___ EXERCISE MATERIALS

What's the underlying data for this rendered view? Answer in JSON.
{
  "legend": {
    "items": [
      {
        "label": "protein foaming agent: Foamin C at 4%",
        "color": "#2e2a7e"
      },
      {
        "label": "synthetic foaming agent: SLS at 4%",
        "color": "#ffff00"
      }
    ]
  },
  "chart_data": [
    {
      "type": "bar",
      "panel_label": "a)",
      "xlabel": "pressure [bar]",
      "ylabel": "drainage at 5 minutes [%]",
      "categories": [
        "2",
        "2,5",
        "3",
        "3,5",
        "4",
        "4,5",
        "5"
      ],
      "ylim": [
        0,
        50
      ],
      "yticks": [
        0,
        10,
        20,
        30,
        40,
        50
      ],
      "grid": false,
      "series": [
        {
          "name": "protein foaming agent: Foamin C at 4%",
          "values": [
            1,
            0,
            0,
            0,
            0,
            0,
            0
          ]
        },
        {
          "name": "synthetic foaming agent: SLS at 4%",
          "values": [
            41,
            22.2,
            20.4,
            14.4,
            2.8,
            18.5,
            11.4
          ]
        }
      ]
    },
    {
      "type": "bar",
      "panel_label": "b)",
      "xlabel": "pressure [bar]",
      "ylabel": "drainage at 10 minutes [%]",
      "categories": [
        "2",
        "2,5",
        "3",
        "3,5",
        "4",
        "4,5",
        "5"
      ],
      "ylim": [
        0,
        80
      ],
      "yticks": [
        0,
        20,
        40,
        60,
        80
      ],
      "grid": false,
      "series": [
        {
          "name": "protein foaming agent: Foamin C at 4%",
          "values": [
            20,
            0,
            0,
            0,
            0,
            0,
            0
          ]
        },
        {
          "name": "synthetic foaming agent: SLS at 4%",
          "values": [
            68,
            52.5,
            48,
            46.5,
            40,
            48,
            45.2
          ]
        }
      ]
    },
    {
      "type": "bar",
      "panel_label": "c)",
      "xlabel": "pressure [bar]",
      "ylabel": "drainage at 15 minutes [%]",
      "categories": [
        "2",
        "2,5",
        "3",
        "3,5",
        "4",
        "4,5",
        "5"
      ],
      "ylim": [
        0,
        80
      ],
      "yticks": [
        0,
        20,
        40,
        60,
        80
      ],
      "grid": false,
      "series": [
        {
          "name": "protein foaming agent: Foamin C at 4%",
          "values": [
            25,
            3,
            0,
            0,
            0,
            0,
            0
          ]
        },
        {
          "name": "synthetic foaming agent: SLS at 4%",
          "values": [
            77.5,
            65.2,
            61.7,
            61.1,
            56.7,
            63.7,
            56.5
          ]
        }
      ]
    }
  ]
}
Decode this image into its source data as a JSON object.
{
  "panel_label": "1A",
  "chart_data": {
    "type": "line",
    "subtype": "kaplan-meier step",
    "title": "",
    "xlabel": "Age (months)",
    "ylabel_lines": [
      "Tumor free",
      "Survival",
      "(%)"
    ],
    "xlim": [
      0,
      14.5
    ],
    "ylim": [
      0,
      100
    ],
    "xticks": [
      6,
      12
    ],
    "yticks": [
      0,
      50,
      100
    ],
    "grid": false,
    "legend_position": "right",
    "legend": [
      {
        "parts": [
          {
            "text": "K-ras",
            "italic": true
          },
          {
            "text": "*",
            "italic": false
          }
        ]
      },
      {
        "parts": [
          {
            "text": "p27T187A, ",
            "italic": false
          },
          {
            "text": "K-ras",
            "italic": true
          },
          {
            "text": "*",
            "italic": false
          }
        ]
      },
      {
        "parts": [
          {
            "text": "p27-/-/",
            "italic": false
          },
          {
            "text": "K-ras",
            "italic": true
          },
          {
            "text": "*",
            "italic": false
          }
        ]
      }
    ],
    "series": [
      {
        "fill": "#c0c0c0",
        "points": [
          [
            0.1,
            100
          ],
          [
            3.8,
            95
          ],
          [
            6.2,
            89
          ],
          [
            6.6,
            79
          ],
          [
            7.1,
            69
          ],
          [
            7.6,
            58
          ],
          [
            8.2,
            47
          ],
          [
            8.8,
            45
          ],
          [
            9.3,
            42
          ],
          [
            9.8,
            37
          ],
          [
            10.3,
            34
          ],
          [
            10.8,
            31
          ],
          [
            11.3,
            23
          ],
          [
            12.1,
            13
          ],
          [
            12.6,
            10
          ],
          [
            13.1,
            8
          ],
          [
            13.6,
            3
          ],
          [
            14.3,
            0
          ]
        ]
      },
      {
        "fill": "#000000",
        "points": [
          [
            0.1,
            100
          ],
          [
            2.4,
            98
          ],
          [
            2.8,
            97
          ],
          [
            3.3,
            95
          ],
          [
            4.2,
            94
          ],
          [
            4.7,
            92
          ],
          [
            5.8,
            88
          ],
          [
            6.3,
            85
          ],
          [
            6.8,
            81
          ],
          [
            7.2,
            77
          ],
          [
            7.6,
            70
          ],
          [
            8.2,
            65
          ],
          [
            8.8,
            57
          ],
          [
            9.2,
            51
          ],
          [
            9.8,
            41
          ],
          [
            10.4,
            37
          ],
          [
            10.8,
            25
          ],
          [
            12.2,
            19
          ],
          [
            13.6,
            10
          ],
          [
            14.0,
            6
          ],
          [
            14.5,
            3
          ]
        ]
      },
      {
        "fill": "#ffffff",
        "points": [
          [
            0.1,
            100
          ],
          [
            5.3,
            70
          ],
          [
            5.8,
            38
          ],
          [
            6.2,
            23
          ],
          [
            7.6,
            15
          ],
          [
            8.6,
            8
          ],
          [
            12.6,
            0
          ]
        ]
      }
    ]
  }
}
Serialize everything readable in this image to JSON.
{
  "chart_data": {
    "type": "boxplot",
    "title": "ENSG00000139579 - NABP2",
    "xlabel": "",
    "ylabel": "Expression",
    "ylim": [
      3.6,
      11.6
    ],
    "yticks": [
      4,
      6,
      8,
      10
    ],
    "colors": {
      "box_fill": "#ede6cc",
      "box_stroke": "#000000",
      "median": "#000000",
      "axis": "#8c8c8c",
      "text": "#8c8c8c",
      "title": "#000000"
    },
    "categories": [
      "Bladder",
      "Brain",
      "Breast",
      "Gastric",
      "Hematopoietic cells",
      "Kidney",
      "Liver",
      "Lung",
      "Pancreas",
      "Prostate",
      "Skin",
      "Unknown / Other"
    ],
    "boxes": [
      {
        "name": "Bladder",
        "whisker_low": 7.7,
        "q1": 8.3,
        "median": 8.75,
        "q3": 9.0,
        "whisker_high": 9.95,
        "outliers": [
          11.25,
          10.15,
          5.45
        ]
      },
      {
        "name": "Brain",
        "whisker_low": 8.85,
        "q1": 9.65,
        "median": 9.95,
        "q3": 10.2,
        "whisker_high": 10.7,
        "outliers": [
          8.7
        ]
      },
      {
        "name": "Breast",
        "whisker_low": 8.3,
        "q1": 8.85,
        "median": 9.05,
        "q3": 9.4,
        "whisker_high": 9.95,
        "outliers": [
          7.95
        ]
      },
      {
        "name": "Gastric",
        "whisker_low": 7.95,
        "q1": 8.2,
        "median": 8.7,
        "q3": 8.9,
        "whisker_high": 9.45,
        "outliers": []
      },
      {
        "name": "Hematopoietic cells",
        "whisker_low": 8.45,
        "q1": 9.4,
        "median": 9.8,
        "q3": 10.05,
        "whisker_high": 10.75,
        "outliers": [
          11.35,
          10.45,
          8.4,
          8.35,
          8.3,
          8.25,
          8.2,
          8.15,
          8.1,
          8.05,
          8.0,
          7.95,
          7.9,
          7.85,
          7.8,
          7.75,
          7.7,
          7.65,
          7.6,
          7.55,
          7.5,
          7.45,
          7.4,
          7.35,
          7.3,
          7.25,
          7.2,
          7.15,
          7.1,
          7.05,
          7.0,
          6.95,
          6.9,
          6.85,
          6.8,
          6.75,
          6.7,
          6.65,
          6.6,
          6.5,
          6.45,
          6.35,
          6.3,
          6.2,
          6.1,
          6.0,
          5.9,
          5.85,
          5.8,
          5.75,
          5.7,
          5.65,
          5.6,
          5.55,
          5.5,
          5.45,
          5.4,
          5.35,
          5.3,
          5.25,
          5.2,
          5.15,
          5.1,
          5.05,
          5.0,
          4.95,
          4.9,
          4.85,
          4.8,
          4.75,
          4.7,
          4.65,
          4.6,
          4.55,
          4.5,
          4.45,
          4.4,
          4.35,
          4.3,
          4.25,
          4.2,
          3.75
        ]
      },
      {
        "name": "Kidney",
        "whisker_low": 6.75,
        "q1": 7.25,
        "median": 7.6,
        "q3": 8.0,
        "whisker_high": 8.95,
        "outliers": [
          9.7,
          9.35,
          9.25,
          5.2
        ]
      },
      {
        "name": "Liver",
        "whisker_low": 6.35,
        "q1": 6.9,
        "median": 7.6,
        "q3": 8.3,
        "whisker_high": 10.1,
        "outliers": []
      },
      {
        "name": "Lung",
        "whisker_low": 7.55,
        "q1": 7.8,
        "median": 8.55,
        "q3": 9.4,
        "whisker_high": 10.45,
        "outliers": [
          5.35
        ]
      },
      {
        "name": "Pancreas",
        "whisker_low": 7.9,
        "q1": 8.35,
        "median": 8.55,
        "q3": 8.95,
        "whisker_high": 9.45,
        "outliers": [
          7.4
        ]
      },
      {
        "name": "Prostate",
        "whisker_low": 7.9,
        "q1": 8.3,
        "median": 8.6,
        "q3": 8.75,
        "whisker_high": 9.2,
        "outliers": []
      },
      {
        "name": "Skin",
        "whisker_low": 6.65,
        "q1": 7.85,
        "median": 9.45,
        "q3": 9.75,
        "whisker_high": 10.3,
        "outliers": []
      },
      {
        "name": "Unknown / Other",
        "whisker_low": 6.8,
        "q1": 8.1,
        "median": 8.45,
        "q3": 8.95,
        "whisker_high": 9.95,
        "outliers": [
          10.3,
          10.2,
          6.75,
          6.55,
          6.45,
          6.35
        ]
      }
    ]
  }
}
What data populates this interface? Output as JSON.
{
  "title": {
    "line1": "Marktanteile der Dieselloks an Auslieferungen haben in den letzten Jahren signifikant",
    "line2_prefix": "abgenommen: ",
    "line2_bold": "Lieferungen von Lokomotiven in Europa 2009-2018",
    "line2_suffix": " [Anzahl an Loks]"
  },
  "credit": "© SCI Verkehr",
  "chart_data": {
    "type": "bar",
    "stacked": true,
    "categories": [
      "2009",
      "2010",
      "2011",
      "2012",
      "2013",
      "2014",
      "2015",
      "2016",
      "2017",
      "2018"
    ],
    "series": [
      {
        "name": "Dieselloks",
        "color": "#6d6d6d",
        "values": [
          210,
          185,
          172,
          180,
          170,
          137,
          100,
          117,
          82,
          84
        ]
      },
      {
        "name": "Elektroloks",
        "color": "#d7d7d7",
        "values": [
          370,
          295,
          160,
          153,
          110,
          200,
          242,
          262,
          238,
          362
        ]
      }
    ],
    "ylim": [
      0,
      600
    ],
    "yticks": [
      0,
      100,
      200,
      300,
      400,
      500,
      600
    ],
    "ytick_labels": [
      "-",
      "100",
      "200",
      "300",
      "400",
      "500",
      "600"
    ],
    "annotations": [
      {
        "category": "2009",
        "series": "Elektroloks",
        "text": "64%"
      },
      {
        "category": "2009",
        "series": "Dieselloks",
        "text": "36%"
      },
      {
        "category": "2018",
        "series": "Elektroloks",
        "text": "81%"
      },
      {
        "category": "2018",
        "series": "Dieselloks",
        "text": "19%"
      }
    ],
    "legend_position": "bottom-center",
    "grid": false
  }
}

______

*PROBLEM REQUIREMENTS*
Using the entries, return every line where the word "this" can be found.

*REPLY TO THE EXERCISE*
What's the underlying data for this rendered view? Answer in JSON.
Decode this image into its source data as a JSON object.
Serialize everything readable in this image to JSON.
What data populates this interface? Output as JSON.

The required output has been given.